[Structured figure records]
· · · · ·
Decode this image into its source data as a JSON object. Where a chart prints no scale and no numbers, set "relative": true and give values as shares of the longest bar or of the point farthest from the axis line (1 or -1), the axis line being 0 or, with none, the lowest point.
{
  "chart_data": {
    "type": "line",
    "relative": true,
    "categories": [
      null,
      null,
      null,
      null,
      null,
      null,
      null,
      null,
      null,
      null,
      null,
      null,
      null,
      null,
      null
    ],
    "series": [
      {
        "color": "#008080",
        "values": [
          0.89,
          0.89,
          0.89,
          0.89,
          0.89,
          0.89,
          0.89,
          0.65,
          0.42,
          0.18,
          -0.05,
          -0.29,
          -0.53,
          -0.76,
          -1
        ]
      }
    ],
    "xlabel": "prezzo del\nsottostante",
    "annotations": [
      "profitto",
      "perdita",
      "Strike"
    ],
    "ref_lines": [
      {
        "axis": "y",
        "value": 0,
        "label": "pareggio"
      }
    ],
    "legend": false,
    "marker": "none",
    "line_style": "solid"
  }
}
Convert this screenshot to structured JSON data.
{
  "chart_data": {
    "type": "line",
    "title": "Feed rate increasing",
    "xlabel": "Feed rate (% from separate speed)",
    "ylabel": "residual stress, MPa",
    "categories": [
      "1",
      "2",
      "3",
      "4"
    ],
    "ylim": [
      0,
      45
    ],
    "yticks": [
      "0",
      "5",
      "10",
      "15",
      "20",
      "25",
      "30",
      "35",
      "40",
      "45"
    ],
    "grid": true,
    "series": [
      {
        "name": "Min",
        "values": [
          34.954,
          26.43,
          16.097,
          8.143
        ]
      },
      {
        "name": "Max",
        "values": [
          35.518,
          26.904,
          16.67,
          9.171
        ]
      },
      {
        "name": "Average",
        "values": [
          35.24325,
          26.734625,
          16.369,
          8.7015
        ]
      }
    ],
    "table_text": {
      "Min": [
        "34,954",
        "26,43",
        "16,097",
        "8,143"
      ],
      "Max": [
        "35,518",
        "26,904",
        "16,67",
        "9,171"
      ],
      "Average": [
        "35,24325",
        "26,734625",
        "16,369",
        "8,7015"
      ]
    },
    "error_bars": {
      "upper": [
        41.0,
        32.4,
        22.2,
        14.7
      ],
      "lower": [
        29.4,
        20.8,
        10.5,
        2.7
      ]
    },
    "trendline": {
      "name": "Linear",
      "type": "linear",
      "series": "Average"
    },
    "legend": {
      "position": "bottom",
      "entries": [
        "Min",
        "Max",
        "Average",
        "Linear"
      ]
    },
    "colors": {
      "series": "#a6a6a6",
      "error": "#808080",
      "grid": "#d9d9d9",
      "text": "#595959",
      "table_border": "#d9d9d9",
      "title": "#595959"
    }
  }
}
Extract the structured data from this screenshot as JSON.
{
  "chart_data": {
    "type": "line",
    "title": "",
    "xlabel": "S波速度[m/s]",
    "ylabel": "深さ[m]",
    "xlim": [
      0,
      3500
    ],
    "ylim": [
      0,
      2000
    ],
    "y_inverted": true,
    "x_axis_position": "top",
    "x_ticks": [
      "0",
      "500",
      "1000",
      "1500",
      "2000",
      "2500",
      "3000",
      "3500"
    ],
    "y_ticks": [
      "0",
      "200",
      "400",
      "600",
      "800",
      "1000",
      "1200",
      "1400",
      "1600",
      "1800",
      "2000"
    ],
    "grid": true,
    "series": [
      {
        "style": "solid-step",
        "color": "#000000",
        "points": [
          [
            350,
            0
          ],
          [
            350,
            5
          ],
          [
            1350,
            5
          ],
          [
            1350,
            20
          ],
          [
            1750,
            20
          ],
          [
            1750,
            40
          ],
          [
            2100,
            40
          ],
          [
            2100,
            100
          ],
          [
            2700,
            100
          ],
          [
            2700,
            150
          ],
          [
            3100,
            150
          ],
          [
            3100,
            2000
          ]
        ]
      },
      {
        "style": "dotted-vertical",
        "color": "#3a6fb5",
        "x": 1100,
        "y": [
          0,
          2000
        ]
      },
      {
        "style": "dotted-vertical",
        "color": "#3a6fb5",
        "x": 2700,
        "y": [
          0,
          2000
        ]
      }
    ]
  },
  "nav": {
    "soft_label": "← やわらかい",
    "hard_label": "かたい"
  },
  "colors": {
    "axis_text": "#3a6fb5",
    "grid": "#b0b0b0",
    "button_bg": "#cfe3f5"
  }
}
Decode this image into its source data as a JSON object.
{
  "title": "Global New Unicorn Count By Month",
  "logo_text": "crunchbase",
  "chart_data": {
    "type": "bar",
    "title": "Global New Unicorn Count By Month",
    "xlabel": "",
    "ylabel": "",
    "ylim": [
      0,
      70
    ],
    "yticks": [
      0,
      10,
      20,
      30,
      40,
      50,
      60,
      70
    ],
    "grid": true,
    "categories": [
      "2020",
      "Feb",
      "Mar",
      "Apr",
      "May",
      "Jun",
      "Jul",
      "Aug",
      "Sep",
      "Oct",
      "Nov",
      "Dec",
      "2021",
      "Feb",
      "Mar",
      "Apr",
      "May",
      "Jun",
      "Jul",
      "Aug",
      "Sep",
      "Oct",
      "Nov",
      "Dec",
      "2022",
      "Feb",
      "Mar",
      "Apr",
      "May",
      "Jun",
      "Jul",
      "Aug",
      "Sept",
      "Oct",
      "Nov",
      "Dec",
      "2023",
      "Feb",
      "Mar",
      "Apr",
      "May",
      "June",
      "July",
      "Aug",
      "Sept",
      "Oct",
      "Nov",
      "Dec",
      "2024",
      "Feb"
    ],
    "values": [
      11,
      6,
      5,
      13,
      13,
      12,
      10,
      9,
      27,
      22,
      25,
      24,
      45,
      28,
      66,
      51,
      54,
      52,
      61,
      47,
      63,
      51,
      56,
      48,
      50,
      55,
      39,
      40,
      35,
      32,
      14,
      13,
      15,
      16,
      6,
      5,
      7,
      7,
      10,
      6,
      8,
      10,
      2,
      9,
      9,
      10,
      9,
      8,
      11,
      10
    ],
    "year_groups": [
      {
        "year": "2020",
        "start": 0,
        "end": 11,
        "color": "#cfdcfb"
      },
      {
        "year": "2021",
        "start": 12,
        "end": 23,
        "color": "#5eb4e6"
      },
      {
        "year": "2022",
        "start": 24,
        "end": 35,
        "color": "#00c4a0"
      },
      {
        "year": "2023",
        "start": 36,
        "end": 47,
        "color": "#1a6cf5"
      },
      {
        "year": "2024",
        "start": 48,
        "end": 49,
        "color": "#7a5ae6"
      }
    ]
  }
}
· · · · ·
Task to complete: Gather each line in the data that holds the string "Decode".

Answer to this exercise:
Decode this image into its source data as a JSON object. Where a chart prints no scale and no numbers, set "relative": true and give values as shares of the longest bar or of the point farthest from the axis line (1 or -1), the axis line being 0 or, with none, the lowest point.
Decode this image into its source data as a JSON object.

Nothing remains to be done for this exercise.